== Records supplied ==

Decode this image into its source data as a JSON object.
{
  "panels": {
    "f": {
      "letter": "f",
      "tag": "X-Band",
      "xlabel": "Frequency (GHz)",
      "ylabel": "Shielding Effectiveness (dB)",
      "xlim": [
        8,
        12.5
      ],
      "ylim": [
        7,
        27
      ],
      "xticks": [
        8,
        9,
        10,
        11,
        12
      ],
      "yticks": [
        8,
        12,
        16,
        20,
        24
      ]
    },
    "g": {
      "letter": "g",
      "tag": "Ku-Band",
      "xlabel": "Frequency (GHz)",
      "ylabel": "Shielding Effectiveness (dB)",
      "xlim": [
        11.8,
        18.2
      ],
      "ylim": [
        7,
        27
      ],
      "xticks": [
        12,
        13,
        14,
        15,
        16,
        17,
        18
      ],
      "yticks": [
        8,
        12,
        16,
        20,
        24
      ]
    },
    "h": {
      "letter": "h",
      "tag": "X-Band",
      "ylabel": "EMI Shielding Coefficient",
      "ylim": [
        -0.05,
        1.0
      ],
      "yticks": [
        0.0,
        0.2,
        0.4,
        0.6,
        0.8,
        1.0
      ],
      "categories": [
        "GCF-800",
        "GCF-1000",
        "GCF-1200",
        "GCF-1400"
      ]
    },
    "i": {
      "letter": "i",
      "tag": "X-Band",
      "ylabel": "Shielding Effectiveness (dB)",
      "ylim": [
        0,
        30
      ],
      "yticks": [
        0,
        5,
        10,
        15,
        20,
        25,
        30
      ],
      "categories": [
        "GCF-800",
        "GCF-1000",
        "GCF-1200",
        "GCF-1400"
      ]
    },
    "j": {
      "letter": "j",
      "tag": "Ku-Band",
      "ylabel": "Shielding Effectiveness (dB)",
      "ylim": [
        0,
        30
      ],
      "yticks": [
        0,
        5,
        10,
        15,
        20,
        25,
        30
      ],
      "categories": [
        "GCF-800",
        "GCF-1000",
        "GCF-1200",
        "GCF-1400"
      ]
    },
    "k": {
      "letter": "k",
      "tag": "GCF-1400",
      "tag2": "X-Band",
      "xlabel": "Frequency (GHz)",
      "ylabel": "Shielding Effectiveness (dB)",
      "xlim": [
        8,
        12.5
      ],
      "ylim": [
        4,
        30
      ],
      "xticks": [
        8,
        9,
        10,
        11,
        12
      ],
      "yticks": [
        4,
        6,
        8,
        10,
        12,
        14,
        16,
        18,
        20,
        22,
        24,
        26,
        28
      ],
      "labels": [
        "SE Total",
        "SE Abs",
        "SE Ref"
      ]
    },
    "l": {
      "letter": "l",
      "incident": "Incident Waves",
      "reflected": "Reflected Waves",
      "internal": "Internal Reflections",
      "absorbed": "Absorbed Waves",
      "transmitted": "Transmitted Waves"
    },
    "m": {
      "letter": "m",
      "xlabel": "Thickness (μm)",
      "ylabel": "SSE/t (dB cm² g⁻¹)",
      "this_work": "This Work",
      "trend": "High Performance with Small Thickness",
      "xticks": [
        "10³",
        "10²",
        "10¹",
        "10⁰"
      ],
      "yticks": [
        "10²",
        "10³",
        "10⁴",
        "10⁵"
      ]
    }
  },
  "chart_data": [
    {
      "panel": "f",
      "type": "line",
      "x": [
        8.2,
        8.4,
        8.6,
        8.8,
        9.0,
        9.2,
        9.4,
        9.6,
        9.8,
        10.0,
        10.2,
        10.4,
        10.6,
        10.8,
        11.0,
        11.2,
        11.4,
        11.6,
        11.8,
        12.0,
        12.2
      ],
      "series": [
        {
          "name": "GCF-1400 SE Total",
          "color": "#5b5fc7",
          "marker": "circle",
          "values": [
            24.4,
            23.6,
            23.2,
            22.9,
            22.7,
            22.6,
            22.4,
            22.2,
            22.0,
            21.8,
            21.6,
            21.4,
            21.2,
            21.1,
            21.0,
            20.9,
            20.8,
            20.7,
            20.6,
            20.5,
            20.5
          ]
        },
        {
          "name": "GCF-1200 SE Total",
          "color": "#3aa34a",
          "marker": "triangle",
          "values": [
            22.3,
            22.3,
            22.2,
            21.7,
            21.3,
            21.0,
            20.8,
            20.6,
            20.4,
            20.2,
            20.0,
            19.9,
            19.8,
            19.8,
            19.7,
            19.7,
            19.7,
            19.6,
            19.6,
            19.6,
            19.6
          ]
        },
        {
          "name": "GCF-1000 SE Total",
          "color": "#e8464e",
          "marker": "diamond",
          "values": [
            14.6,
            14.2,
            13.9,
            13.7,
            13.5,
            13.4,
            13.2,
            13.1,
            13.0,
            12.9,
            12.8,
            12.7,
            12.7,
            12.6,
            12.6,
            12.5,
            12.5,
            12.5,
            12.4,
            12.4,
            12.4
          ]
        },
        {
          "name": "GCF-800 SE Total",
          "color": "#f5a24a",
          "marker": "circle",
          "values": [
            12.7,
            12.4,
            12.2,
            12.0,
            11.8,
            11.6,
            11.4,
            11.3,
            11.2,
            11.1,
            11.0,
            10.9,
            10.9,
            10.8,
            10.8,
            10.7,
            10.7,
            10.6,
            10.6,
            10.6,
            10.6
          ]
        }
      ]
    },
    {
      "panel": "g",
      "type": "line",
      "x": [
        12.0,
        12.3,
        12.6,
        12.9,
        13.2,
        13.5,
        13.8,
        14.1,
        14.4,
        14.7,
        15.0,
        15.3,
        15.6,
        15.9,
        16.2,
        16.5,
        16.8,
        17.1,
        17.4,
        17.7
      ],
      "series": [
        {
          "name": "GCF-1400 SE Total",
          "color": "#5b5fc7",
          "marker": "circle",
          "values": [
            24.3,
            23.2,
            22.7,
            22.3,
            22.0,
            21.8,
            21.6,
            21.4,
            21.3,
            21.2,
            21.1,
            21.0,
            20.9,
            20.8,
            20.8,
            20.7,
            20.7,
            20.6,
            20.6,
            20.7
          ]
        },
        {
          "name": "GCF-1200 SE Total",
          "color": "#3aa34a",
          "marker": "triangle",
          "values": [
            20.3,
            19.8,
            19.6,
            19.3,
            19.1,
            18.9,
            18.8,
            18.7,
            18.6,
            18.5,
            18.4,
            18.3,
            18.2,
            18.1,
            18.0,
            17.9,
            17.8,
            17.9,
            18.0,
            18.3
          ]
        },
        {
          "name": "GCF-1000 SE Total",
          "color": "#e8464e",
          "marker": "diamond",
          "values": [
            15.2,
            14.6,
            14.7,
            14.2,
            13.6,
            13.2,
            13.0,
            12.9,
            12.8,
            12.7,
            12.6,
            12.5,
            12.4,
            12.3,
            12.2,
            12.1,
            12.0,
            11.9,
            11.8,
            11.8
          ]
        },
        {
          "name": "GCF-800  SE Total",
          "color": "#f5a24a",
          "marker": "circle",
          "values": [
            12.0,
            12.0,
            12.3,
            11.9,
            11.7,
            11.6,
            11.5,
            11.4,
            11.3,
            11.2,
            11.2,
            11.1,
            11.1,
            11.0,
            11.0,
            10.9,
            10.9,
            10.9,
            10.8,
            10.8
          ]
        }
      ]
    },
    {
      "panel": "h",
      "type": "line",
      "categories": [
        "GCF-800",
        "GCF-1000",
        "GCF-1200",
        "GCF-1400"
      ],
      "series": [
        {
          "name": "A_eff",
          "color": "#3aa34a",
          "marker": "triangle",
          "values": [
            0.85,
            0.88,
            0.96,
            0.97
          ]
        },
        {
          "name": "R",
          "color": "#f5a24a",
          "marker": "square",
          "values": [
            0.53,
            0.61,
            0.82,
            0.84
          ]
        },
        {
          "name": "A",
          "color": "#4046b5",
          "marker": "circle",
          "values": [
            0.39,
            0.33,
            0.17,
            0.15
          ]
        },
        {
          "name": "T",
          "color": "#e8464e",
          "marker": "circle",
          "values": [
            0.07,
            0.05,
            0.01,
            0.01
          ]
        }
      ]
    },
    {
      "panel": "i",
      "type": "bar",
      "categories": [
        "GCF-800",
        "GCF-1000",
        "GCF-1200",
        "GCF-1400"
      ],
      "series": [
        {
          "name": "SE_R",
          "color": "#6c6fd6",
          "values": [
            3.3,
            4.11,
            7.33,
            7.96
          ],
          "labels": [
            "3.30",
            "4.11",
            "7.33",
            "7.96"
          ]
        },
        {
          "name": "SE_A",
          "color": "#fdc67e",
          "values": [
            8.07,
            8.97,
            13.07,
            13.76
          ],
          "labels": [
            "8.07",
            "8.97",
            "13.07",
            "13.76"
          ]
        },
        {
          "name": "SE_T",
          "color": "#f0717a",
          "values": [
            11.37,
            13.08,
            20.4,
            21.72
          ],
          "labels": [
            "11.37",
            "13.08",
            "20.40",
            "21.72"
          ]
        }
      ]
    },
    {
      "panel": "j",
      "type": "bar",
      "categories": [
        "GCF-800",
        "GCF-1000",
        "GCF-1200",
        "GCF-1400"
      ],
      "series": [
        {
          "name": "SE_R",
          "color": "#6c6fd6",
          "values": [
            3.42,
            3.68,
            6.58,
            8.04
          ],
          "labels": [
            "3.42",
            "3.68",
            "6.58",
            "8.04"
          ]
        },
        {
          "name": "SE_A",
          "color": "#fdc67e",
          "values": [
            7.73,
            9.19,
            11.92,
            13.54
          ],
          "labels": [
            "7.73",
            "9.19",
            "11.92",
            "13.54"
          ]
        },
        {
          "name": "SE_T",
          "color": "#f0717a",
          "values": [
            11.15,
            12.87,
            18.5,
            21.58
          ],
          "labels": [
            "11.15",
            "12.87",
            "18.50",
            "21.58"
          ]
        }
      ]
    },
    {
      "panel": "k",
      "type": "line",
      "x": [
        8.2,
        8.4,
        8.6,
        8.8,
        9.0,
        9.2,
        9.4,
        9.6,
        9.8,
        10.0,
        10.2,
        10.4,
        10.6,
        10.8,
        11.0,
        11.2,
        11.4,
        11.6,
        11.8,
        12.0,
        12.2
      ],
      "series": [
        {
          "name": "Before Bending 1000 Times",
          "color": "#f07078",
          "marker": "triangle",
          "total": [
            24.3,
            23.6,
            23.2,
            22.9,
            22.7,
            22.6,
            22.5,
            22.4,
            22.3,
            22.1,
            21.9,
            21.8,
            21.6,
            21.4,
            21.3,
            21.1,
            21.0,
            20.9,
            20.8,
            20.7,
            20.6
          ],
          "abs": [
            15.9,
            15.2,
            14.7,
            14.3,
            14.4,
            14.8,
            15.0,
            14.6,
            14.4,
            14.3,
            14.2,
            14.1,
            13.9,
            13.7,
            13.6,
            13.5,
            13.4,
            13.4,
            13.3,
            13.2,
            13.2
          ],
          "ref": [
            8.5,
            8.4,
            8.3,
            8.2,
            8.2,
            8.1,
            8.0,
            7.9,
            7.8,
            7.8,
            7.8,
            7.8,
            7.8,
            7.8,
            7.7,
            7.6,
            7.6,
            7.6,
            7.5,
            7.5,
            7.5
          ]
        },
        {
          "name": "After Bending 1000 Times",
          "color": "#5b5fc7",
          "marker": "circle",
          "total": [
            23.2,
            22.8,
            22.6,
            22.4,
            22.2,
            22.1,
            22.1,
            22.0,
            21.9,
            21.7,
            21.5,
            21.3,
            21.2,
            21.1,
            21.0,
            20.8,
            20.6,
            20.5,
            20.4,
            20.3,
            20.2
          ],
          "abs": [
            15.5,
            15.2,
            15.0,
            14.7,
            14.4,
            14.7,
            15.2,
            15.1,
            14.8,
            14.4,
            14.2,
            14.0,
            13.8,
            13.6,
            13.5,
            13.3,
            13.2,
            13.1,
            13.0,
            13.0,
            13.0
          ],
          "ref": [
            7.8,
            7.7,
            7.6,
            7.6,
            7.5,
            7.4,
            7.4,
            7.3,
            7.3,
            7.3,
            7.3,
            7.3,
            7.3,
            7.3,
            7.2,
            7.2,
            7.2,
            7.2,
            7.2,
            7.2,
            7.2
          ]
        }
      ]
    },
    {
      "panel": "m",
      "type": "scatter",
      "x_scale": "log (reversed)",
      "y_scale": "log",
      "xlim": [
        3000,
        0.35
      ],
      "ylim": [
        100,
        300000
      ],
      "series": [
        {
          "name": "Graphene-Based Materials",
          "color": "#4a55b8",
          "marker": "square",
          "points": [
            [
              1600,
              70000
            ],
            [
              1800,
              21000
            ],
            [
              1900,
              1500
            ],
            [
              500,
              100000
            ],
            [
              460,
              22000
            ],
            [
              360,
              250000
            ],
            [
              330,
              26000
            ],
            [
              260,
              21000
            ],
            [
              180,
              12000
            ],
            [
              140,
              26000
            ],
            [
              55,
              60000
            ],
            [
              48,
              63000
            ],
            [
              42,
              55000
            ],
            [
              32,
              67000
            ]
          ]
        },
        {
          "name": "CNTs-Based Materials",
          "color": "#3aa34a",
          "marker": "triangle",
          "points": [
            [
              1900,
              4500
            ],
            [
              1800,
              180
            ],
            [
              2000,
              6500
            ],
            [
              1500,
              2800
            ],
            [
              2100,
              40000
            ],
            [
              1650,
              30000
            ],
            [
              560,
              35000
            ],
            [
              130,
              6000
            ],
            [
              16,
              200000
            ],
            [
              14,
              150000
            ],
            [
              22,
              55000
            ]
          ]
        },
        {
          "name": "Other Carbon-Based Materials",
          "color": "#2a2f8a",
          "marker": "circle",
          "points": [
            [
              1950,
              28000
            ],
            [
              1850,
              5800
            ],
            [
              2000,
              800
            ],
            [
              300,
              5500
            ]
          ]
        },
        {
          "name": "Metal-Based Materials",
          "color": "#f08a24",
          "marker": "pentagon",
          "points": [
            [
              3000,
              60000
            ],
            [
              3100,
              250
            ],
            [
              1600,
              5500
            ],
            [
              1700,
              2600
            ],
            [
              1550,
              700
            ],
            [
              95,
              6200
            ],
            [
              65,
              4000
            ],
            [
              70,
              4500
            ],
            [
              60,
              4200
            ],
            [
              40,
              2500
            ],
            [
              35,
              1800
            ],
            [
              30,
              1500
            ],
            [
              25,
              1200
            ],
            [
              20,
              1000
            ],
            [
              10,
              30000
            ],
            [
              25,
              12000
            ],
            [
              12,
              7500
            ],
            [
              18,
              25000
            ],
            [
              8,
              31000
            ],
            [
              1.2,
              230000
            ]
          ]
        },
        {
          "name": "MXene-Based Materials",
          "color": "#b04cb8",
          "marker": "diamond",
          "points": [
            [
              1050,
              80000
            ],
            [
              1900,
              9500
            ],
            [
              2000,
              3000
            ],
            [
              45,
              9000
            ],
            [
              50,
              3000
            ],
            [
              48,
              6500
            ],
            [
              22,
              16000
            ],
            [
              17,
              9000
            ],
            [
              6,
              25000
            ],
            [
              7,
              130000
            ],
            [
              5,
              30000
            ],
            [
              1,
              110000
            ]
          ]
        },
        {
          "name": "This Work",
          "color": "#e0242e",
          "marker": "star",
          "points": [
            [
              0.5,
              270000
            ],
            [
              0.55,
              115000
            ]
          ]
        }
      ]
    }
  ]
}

===

Check each line of the entries above, and show every one holding the word "Times".

          "name": "Before Bending 1000 Times",
          "name": "After Bending 1000 Times",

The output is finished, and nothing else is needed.